**WHAT IS REQUIRED:**
Find every line in the records below that holds the word "confirmed", and copy each one.

**DATASET CONTENT:**
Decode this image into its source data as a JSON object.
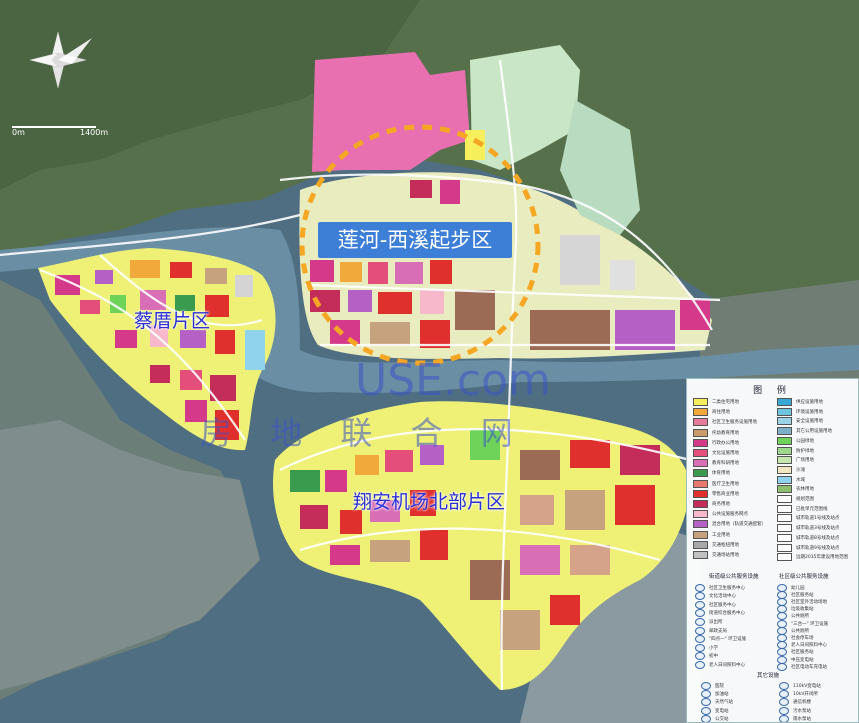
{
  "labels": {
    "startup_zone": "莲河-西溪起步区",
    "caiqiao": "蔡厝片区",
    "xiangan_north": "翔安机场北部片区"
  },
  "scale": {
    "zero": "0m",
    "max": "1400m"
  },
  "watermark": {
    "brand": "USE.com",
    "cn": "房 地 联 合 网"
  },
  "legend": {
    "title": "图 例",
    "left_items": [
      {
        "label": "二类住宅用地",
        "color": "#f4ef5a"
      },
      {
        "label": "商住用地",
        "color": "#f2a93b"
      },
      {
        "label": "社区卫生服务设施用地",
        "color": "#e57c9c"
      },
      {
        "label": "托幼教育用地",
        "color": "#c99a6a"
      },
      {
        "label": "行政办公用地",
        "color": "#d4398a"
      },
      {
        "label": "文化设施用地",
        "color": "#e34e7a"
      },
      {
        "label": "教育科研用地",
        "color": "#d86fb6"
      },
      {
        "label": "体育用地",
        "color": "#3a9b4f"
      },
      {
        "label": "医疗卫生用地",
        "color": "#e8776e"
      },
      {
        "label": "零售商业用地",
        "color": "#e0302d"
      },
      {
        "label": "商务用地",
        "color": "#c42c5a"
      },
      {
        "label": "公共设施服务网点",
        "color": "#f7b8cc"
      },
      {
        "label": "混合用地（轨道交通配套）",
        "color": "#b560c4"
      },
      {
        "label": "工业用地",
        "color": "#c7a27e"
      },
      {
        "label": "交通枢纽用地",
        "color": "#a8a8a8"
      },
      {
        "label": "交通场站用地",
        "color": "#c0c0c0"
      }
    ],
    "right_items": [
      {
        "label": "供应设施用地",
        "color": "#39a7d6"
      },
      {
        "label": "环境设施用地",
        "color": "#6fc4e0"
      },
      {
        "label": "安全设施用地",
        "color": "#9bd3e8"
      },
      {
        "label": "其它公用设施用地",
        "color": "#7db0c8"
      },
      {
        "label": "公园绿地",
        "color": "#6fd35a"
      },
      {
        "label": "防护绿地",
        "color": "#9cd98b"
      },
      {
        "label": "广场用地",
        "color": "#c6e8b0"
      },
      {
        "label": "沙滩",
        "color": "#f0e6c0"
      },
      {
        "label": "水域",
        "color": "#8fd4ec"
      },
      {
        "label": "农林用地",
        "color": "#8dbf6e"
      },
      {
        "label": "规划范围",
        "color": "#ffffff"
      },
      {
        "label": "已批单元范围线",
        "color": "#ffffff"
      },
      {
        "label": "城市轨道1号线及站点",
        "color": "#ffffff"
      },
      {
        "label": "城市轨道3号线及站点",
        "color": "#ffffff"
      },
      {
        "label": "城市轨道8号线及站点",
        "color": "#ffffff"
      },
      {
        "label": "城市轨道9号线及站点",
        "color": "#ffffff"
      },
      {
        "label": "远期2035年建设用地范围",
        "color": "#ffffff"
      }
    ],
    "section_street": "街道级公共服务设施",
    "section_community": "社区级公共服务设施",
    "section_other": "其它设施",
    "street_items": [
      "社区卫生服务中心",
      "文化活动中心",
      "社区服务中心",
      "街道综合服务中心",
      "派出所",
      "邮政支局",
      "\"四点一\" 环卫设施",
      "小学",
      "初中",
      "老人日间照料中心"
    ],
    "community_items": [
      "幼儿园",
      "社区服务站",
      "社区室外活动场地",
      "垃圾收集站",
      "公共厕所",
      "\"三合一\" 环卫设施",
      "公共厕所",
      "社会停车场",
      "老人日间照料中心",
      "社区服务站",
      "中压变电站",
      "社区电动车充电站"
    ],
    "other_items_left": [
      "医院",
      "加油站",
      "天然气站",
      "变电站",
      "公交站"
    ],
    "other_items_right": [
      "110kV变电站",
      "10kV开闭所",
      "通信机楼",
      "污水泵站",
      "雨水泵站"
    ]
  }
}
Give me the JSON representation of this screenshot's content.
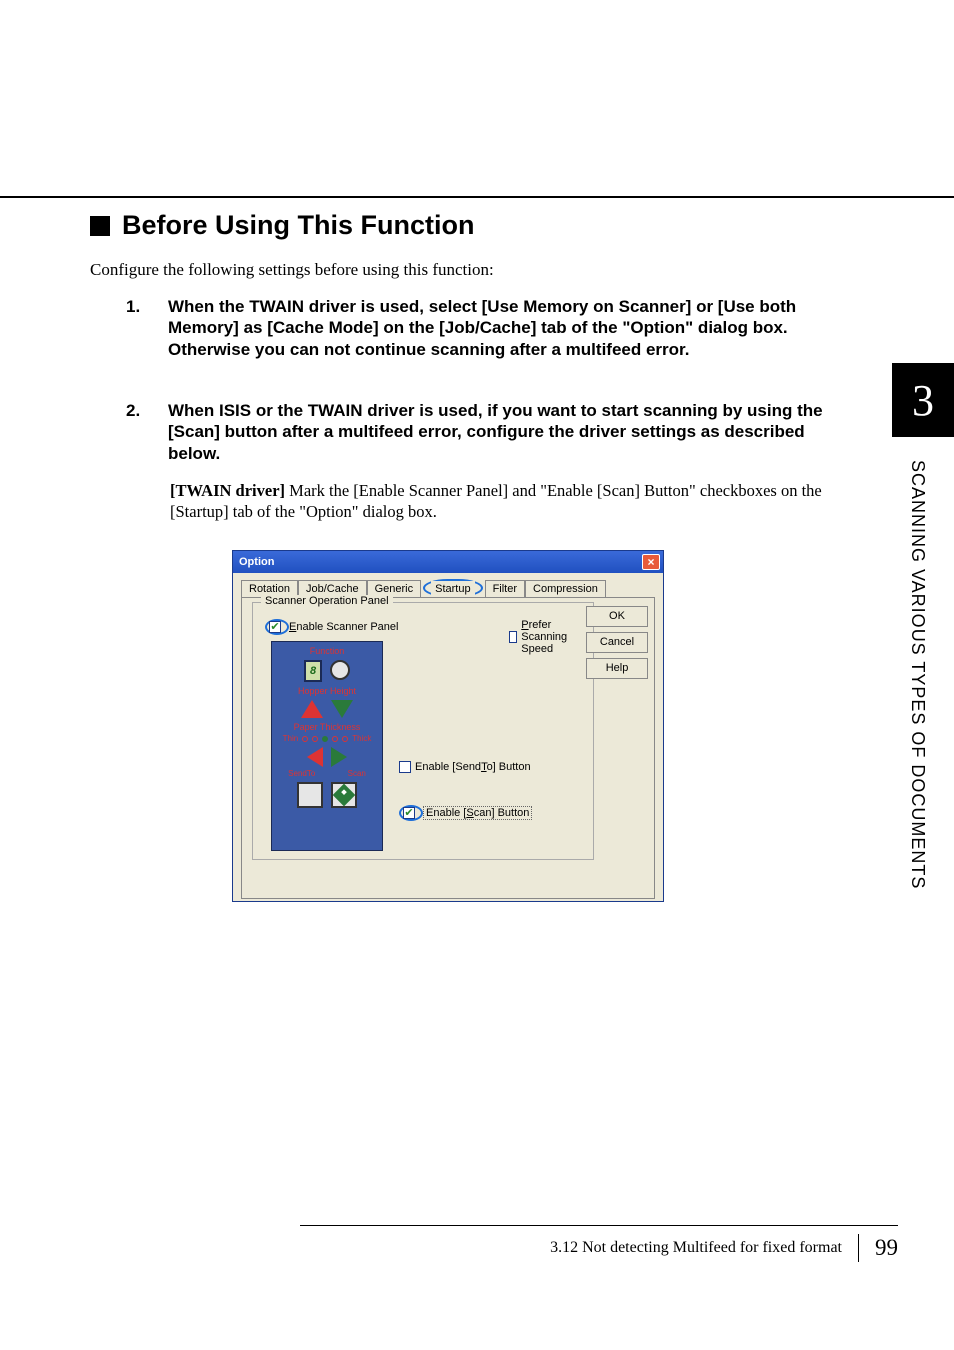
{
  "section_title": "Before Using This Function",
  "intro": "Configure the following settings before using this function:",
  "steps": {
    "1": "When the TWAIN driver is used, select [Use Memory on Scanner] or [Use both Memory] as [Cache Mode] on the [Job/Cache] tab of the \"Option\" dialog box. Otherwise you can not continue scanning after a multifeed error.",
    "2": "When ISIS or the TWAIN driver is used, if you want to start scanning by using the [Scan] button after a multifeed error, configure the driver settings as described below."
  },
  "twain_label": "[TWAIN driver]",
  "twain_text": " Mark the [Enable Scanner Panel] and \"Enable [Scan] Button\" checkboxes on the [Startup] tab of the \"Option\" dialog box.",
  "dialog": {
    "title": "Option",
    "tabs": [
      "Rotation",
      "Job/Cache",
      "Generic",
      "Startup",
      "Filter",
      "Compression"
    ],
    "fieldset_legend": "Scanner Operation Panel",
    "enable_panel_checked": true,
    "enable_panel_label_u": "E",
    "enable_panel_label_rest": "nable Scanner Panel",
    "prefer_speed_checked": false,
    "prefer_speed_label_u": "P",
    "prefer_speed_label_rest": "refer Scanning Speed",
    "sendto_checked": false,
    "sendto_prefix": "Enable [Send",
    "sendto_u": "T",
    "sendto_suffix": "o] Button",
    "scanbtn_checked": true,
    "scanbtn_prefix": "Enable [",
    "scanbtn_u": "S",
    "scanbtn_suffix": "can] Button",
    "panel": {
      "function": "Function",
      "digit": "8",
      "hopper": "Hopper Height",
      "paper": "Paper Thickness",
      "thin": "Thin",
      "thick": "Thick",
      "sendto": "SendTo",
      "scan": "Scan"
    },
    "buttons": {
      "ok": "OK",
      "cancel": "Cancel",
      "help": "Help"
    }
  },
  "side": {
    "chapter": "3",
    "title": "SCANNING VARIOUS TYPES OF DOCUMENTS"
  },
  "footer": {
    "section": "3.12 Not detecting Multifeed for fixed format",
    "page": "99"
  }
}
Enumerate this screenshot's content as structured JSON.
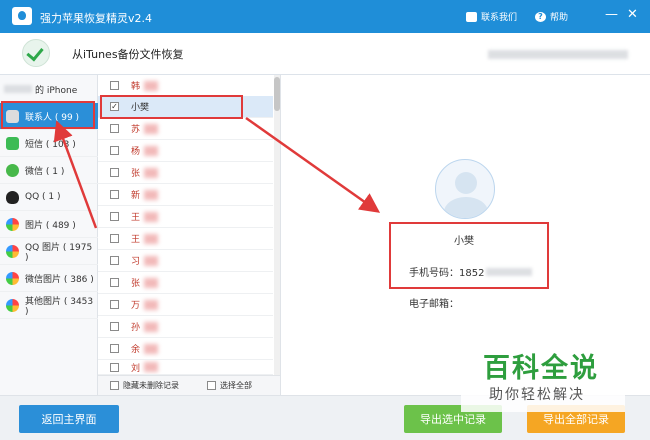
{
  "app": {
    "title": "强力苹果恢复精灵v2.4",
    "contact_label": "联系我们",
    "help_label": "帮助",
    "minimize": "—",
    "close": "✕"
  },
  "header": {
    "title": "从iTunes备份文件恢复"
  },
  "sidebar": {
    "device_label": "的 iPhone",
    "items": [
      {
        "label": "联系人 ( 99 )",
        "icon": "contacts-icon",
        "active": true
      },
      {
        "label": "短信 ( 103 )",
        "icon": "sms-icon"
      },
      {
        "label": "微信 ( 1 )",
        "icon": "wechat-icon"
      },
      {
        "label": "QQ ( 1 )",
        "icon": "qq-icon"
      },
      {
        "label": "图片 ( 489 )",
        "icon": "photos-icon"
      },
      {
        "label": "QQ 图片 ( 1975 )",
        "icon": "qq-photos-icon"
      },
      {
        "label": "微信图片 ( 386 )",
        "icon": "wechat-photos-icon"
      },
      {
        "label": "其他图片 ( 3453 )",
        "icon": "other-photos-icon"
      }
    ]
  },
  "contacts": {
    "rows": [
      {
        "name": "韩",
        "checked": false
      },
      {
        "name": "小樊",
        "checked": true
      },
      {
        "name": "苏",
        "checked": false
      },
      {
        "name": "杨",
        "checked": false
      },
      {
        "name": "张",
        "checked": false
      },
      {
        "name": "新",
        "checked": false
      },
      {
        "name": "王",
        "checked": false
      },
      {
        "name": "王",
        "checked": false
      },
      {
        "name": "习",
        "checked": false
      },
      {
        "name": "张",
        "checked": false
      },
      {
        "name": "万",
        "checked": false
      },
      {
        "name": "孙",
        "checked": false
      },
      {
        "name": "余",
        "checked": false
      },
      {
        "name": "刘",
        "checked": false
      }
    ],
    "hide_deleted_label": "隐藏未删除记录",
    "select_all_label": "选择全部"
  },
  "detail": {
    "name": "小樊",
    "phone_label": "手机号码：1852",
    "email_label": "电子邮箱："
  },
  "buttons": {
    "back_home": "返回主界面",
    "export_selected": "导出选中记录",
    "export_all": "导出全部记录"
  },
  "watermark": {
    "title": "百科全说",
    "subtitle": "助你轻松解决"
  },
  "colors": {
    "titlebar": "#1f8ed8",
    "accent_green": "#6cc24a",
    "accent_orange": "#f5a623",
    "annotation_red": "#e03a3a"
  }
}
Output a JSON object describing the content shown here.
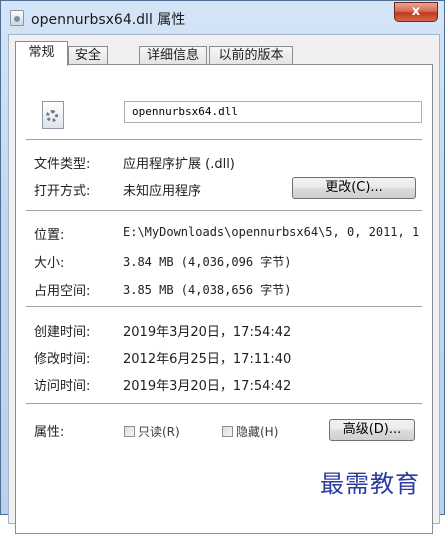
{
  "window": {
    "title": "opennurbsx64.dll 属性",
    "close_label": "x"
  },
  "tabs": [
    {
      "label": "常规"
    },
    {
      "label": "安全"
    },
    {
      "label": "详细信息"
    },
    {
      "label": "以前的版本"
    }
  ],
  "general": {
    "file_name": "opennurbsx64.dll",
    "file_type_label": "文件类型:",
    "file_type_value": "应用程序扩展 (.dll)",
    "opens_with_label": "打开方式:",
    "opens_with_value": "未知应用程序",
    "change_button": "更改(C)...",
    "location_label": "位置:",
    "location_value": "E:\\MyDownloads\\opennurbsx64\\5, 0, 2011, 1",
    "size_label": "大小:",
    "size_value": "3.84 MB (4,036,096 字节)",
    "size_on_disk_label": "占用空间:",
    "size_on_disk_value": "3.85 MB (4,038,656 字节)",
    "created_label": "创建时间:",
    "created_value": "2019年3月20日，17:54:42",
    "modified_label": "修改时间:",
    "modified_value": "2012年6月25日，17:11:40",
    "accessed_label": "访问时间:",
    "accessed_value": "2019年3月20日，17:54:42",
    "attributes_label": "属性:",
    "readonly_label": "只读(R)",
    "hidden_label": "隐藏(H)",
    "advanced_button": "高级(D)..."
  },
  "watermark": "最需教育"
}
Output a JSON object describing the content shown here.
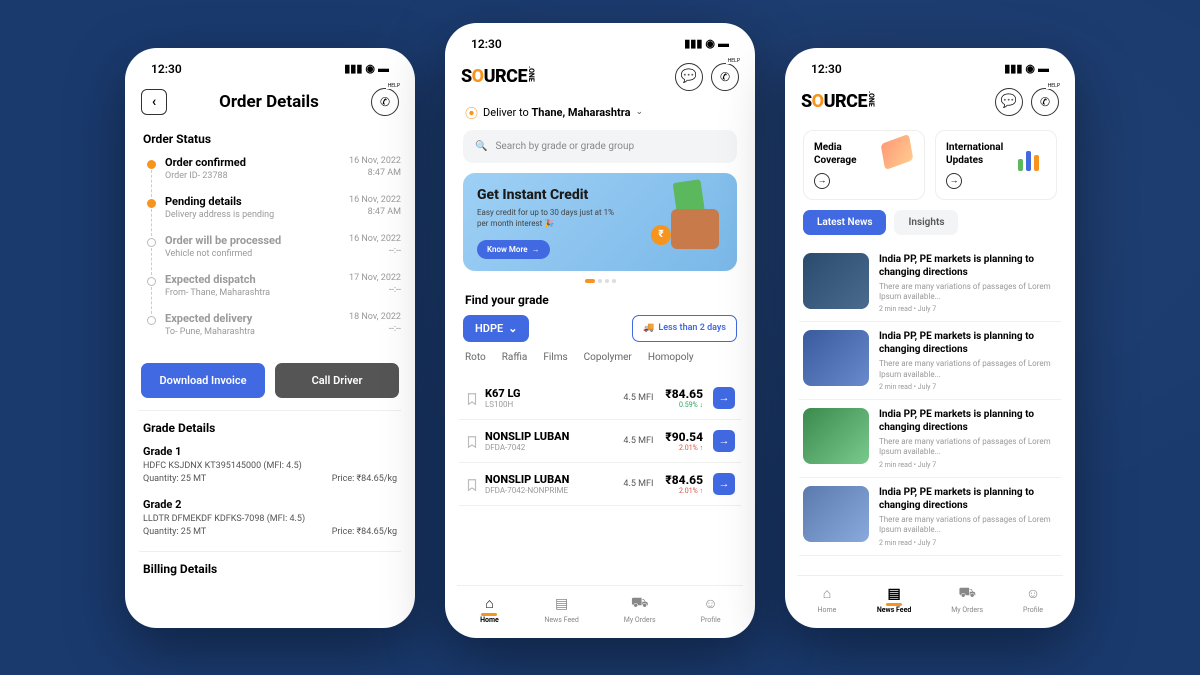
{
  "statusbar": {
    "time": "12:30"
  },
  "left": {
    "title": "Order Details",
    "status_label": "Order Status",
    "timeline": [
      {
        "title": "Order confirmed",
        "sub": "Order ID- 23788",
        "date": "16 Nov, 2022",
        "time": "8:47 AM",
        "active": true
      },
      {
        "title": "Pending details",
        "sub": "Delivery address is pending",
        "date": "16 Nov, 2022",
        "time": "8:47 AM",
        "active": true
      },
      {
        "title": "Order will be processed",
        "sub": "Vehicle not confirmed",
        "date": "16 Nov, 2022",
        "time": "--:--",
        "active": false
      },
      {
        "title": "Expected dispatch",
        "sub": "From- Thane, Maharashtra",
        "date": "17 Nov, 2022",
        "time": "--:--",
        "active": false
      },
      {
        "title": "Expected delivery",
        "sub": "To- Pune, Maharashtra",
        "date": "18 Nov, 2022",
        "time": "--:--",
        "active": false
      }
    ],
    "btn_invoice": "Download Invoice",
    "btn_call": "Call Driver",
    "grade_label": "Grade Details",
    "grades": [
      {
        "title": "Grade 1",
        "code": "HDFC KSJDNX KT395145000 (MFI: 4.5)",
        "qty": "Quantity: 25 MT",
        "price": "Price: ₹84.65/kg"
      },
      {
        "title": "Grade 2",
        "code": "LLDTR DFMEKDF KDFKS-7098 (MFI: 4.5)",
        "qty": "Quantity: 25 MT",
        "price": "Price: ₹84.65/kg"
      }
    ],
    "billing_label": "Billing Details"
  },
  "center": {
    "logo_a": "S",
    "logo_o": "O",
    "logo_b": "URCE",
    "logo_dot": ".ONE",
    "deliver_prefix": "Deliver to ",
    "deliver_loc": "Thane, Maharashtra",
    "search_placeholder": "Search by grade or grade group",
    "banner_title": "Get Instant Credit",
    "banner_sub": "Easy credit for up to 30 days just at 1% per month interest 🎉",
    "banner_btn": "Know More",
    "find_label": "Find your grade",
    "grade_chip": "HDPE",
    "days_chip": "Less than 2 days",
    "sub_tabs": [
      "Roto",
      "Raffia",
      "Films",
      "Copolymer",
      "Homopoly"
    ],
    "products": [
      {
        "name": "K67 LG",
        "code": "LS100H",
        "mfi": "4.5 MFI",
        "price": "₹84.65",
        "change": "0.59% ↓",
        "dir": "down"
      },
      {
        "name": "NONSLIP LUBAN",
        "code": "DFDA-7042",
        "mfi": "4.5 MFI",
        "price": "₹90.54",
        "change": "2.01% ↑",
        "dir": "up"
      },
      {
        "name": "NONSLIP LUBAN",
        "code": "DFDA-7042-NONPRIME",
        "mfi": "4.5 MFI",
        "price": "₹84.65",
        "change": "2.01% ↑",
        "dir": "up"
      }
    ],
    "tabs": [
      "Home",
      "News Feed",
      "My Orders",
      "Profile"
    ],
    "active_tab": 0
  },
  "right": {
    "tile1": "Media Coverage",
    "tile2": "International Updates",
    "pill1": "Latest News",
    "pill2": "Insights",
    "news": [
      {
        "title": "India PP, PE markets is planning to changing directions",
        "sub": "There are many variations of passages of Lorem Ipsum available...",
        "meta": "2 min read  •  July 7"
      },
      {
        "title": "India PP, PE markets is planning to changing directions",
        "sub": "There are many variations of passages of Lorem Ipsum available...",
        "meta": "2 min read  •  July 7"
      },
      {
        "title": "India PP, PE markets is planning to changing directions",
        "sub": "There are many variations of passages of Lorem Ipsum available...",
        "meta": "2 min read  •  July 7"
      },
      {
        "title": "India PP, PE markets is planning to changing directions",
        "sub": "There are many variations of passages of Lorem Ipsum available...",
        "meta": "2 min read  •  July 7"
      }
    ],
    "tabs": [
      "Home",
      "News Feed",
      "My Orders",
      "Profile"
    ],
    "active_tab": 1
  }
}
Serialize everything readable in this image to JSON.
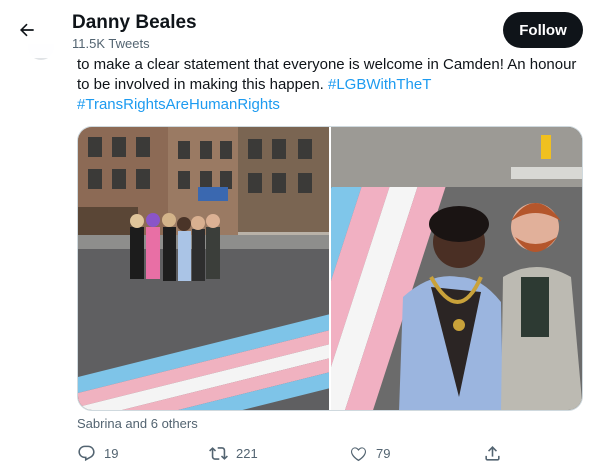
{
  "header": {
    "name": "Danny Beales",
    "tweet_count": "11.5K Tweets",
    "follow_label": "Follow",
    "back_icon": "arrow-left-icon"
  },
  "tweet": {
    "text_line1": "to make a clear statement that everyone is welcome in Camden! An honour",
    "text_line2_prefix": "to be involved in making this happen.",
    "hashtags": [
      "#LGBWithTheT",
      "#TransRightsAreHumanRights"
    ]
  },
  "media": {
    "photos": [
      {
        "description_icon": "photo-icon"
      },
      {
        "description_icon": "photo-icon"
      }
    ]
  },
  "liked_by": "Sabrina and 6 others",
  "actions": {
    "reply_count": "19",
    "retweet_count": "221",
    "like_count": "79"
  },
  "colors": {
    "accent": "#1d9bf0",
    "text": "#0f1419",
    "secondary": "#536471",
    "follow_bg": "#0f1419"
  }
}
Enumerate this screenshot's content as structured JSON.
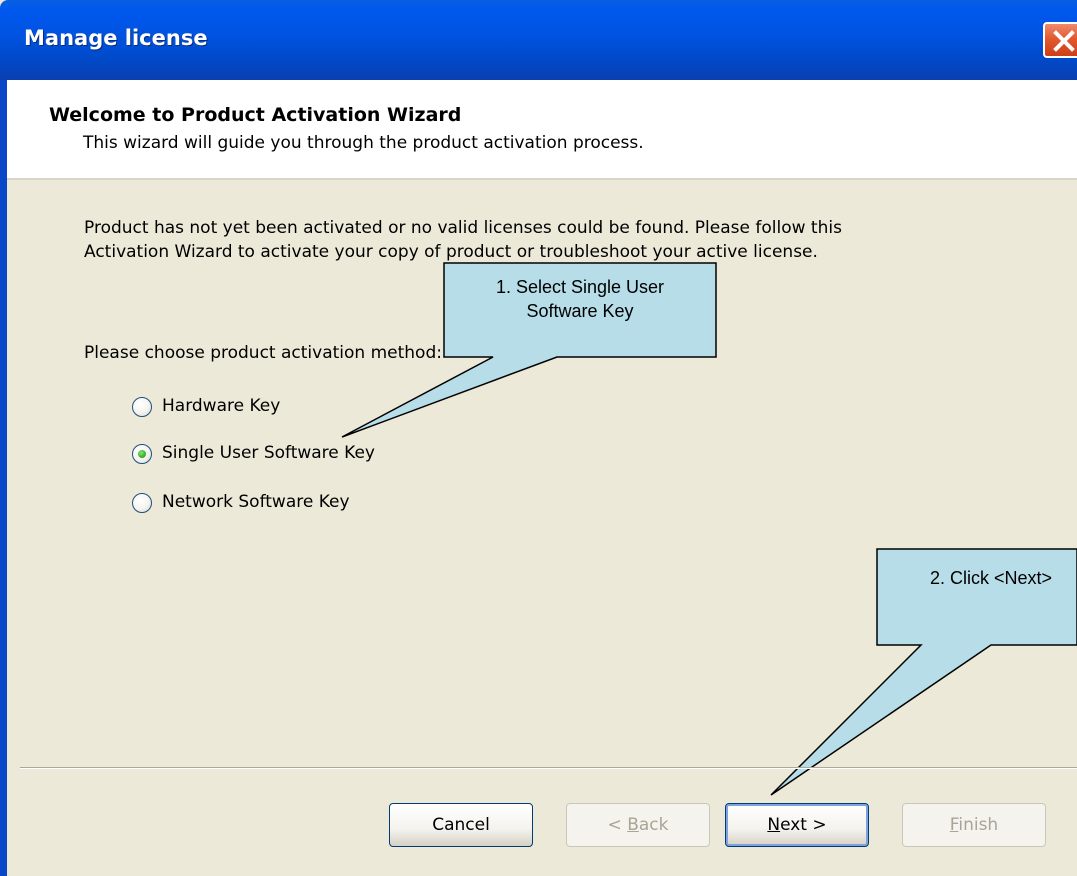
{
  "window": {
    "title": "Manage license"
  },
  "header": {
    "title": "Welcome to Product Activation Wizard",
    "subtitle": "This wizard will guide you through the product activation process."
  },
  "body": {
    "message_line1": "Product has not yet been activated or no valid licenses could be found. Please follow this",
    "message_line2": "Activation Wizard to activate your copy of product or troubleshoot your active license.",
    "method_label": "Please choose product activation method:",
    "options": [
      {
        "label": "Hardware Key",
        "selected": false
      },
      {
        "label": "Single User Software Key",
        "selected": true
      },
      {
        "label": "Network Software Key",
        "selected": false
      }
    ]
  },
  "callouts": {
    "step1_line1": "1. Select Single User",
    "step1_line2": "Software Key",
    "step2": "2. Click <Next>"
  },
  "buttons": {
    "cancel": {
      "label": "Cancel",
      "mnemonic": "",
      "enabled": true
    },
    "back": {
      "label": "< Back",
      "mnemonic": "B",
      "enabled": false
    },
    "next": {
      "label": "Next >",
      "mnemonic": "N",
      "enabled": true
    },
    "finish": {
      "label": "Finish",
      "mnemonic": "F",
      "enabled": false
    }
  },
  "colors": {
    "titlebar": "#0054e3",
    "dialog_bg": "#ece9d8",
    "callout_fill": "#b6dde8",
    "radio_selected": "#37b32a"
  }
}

**WRITTEN SOLUTION:**
        "title": "Order confirmed",
        "sub": "Vehicle not confirmed",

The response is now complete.